___ Source text

I have a question about the statement "Branches corresponding to partitions that were reproduced in less than 50% of bootstrap replicates are collapsed". In the following paper, the author mentioned it whereas in the tree we can see nodes with bootstrap values lower than 50. I am confused by this. Could anyone lend me a hand? Thanks a lot!
Note that bootstrap values are associated with branches, not nodes. This is an important distinction - if you spend some time reading and thinking about how bootstrapping is used in the context of trees, and the role of bipartitions in this process, hopefully it will become clearer.
"Collapsed" branches refer to those black or grey triangles you see in the figure. A triangle represents a branch, whose internal bootstrap values are lower than 50%. Therefore, drawing them out cannot convince readers. Therefore, the authors chose to hide them in an triangle. This is a common way of displaying trees.

______
___ Entries provided

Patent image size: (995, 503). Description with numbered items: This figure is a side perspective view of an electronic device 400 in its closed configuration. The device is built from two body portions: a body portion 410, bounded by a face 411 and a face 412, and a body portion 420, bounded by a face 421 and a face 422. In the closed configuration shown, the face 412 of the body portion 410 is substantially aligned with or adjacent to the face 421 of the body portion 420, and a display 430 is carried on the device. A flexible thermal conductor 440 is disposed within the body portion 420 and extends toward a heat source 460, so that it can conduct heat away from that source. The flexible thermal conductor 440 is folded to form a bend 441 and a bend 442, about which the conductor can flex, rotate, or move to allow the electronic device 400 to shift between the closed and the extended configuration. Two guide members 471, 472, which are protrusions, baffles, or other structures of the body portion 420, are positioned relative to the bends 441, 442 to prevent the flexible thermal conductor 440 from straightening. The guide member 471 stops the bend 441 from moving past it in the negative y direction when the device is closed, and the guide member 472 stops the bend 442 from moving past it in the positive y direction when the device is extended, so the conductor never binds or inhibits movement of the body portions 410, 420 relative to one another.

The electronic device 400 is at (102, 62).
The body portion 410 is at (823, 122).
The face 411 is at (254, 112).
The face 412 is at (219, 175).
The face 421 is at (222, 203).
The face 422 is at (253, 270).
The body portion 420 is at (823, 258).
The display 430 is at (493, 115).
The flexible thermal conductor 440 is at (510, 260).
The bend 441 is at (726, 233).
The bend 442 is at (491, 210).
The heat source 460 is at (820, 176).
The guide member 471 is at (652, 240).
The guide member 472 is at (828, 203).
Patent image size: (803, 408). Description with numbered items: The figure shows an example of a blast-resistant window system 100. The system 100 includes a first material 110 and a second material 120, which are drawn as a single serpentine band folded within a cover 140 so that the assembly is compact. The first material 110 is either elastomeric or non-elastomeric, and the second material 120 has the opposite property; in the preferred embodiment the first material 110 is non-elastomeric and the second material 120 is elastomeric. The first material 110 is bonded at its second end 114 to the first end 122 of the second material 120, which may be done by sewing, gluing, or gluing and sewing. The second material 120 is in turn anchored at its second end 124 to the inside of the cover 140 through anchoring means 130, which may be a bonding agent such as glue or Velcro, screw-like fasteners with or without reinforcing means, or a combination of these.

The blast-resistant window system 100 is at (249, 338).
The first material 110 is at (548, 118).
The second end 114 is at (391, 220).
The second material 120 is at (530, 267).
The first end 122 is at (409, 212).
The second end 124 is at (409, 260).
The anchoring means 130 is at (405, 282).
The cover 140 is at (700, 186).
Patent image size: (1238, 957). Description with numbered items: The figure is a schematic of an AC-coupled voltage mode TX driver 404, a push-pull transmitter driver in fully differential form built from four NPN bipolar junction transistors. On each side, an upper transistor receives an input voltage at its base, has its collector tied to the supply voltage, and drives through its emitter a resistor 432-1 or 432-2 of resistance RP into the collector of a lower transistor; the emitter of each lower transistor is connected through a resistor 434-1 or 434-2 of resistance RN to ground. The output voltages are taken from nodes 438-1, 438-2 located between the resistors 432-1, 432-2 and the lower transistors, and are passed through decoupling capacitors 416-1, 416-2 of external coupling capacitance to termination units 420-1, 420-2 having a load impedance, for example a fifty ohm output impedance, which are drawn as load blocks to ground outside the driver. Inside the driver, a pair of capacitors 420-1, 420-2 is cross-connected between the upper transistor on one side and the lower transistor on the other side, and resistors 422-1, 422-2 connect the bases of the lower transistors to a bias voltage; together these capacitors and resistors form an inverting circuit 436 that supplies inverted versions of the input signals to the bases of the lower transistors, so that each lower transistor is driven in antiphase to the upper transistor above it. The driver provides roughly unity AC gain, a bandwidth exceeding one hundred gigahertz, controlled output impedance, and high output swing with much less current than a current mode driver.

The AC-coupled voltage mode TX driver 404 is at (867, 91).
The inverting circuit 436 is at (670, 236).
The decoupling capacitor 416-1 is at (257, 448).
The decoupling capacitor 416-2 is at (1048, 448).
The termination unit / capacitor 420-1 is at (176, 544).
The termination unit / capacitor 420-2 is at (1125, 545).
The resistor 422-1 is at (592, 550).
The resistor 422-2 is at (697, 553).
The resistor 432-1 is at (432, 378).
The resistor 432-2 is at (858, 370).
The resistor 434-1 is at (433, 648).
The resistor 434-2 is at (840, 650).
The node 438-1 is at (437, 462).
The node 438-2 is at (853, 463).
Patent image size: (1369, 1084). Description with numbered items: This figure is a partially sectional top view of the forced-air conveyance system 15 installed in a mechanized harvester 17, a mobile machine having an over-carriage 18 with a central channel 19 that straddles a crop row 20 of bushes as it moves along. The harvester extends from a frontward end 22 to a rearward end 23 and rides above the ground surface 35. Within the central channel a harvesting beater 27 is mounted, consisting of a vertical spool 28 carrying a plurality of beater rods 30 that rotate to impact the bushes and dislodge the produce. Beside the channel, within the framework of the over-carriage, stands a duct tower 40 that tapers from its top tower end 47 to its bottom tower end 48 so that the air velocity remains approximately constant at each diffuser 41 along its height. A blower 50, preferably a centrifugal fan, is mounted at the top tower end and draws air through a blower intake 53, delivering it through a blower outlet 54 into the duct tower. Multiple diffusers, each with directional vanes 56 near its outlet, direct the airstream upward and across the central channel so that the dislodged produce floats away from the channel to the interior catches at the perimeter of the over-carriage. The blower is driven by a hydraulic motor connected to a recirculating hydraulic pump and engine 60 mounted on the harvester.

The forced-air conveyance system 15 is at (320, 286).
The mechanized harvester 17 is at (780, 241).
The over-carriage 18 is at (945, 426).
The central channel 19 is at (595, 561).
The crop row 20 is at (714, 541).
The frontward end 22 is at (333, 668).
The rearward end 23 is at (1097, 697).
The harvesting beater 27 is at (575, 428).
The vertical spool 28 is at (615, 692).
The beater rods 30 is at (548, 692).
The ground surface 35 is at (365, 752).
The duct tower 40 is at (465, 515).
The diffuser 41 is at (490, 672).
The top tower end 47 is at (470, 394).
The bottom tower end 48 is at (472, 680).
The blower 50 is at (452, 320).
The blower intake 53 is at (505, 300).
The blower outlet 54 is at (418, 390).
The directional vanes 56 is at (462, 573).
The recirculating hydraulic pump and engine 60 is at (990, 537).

______

Task requirements:
a. Translate this sentence from the bootstrap discussion into Spanish: "Note that bootstrap values are associated with branches, not nodes."
b. Write the next few sentences of the discussion about bootstrap values and collapsed branches, picking up after its final sentence.

Outputs in order:
a. Tenga en cuenta que los valores de bootstrap están asociados con las ramas, no con los nodos.

b.
You can try this by yourself: Open your tree in FigTree, select a branch, click "collapse". You will get a triangle.
Thanks! Many branches are collapsed, however there are two nodes with bootstrap value lower than 50 which are not collapsed. I think this is not very rigorous if the authors have mentioned that "Branches corresponding to partitions that were reproduced in less than 50% of bootstrap replicates are collapsed"?
Note that bootstrap values are associated with branches, not nodes. This is an important distinction - if you spend some time reading and thinking about how bootstrapping is used in the context of trees, and the role of bipartitions in this process, hopefully it will become clearer.